◆ **PROBLEM REQUIREMENTS**: Leave out the pictures and copy everything else below exactly.

[Extracted data entries]
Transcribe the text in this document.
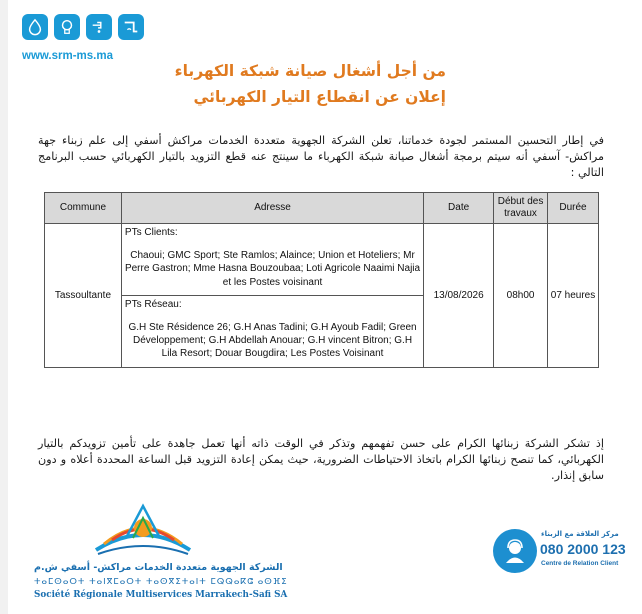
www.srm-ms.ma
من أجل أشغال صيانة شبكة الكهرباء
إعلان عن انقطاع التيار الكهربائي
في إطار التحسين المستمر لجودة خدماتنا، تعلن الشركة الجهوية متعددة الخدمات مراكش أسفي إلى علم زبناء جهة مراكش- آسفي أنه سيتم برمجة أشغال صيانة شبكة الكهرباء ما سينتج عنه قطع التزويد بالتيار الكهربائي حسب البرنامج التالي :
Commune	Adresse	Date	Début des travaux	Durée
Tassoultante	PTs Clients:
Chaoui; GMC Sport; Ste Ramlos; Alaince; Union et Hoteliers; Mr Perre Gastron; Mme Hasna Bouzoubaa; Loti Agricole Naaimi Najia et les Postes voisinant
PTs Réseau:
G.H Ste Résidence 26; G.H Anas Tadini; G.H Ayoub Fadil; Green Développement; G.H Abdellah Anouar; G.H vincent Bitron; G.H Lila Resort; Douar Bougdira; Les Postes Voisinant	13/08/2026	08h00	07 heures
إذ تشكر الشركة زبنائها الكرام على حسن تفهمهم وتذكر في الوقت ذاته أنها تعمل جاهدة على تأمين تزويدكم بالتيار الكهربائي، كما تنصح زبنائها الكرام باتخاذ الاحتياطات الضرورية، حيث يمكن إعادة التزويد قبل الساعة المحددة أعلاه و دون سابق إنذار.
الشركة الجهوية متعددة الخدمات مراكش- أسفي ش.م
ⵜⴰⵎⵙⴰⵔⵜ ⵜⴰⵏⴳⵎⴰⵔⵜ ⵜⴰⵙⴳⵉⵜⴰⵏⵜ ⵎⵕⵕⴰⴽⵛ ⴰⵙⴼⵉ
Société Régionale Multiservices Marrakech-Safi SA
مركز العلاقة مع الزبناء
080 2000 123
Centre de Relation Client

◆ **THE RESPONSE**:
Transcribe the text in this document.
www.srm-ms.ma
من أجل أشغال صيانة شبكة الكهرباء
إعلان عن انقطاع التيار الكهربائي
في إطار التحسين المستمر لجودة خدماتنا، تعلن الشركة الجهوية متعددة الخدمات مراكش أسفي إلى علم زبناء جهة مراكش- آسفي أنه سيتم برمجة أشغال صيانة شبكة الكهرباء ما سينتج عنه قطع التزويد بالتيار الكهربائي حسب البرنامج التالي :
Commune	Adresse	Date	Début des travaux	Durée
Tassoultante	PTs Clients:
Chaoui; GMC Sport; Ste Ramlos; Alaince; Union et Hoteliers; Mr Perre Gastron; Mme Hasna Bouzoubaa; Loti Agricole Naaimi Najia et les Postes voisinant
PTs Réseau:
G.H Ste Résidence 26; G.H Anas Tadini; G.H Ayoub Fadil; Green Développement; G.H Abdellah Anouar; G.H vincent Bitron; G.H Lila Resort; Douar Bougdira; Les Postes Voisinant	13/08/2026	08h00	07 heures
إذ تشكر الشركة زبنائها الكرام على حسن تفهمهم وتذكر في الوقت ذاته أنها تعمل جاهدة على تأمين تزويدكم بالتيار الكهربائي، كما تنصح زبنائها الكرام باتخاذ الاحتياطات الضرورية، حيث يمكن إعادة التزويد قبل الساعة المحددة أعلاه و دون سابق إنذار.
الشركة الجهوية متعددة الخدمات مراكش- أسفي ش.م
ⵜⴰⵎⵙⴰⵔⵜ ⵜⴰⵏⴳⵎⴰⵔⵜ ⵜⴰⵙⴳⵉⵜⴰⵏⵜ ⵎⵕⵕⴰⴽⵛ ⴰⵙⴼⵉ
Société Régionale Multiservices Marrakech-Safi SA
مركز العلاقة مع الزبناء
080 2000 123
Centre de Relation Client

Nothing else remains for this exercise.